__SUPPLIED MATERIAL__:
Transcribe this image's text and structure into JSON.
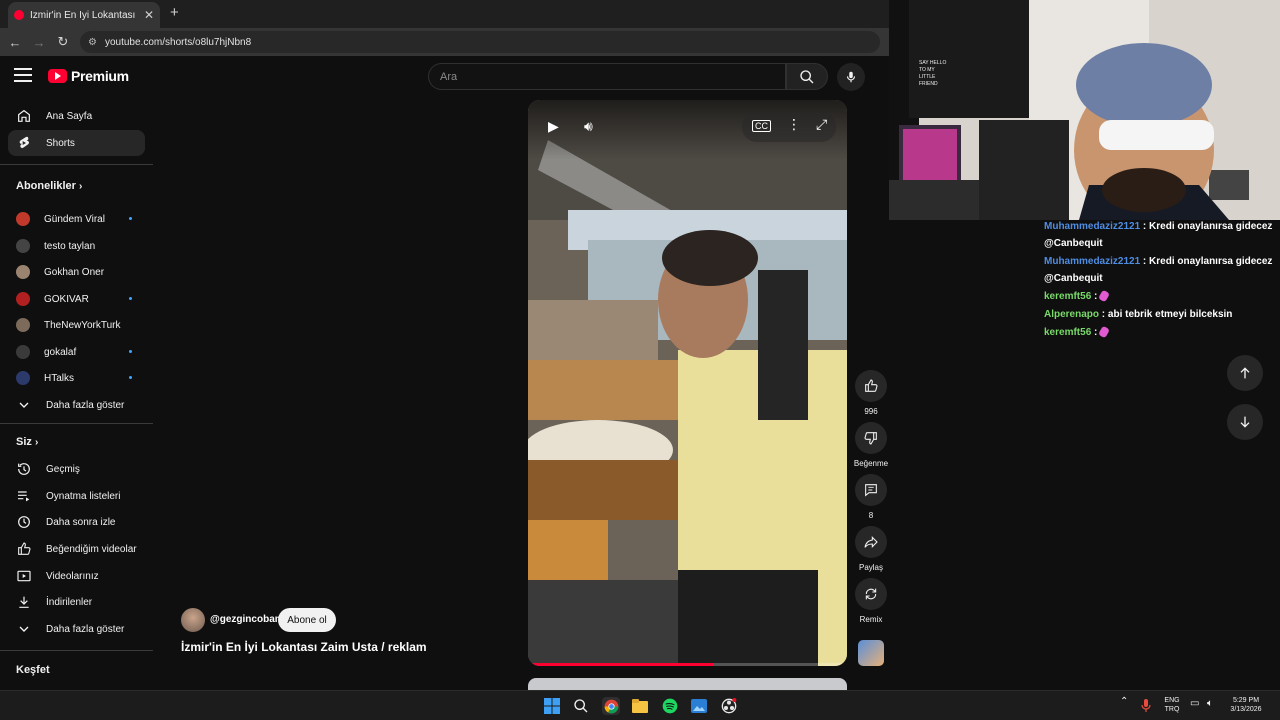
{
  "browser": {
    "tab_title": "İzmir'in En İyi Lokantası Zaim U",
    "tab_close": "✕",
    "new_tab": "+",
    "url": "youtube.com/shorts/o8lu7hjNbn8"
  },
  "youtube": {
    "logo_text": "Premium",
    "search_placeholder": "Ara"
  },
  "sidebar": {
    "main": [
      {
        "label": "Ana Sayfa",
        "icon": "home-icon"
      },
      {
        "label": "Shorts",
        "icon": "shorts-icon",
        "active": true
      }
    ],
    "subscriptions_title": "Abonelikler",
    "subscriptions": [
      {
        "label": "Gündem Viral",
        "color": "#c0392b",
        "dot": true
      },
      {
        "label": "testo taylan",
        "color": "#2f2f2f",
        "dot": false
      },
      {
        "label": "Gokhan Oner",
        "color": "#8a7766",
        "dot": false
      },
      {
        "label": "GOKIVAR",
        "color": "#b02020",
        "dot": true
      },
      {
        "label": "TheNewYorkTurk",
        "color": "#7c6a5a",
        "dot": false
      },
      {
        "label": "gokalaf",
        "color": "#2a2a2a",
        "dot": true
      },
      {
        "label": "HTalks",
        "color": "#2b3a6b",
        "dot": true
      }
    ],
    "show_more": "Daha fazla göster",
    "you_title": "Siz",
    "you_items": [
      {
        "label": "Geçmiş",
        "icon": "history-icon"
      },
      {
        "label": "Oynatma listeleri",
        "icon": "playlist-icon"
      },
      {
        "label": "Daha sonra izle",
        "icon": "watch-later-icon"
      },
      {
        "label": "Beğendiğim videolar",
        "icon": "liked-icon"
      },
      {
        "label": "Videolarınız",
        "icon": "your-videos-icon"
      },
      {
        "label": "İndirilenler",
        "icon": "download-icon"
      }
    ],
    "show_more_2": "Daha fazla göster",
    "explore_title": "Keşfet"
  },
  "video": {
    "progress": 0.58,
    "channel": "@gezgincoban",
    "subscribe_label": "Abone ol",
    "title": "İzmir'in En İyi Lokantası Zaim Usta / reklam"
  },
  "actions": {
    "like_count": "996",
    "dislike_label": "Beğenme",
    "comment_count": "8",
    "share_label": "Paylaş",
    "remix_label": "Remix"
  },
  "chat": [
    {
      "user": "Muhammedaziz2121",
      "text": "Kredi onaylanırsa gidecez @Canbequit",
      "color": "blue"
    },
    {
      "user": "Muhammedaziz2121",
      "text": "Kredi onaylanırsa gidecez @Canbequit",
      "color": "blue"
    },
    {
      "user": "keremft56",
      "text": "",
      "color": "green",
      "emote": true
    },
    {
      "user": "Alperenapo",
      "text": "abi tebrik etmeyi bilceksin",
      "color": "green"
    },
    {
      "user": "keremft56",
      "text": "",
      "color": "green",
      "emote": true
    }
  ],
  "taskbar": {
    "lang_top": "ENG",
    "lang_bottom": "TRQ",
    "time": "5:29 PM",
    "date": "3/13/2026"
  },
  "webcam": {
    "poster_text": "SAY HELLO TO MY LITTLE FRIEND"
  }
}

__WORK REQUIRED__:
Of the lines above, show those in which "fazla" appears.

__YOUR RESPONSE__:
    "show_more": "Daha fazla göster",
    "show_more_2": "Daha fazla göster",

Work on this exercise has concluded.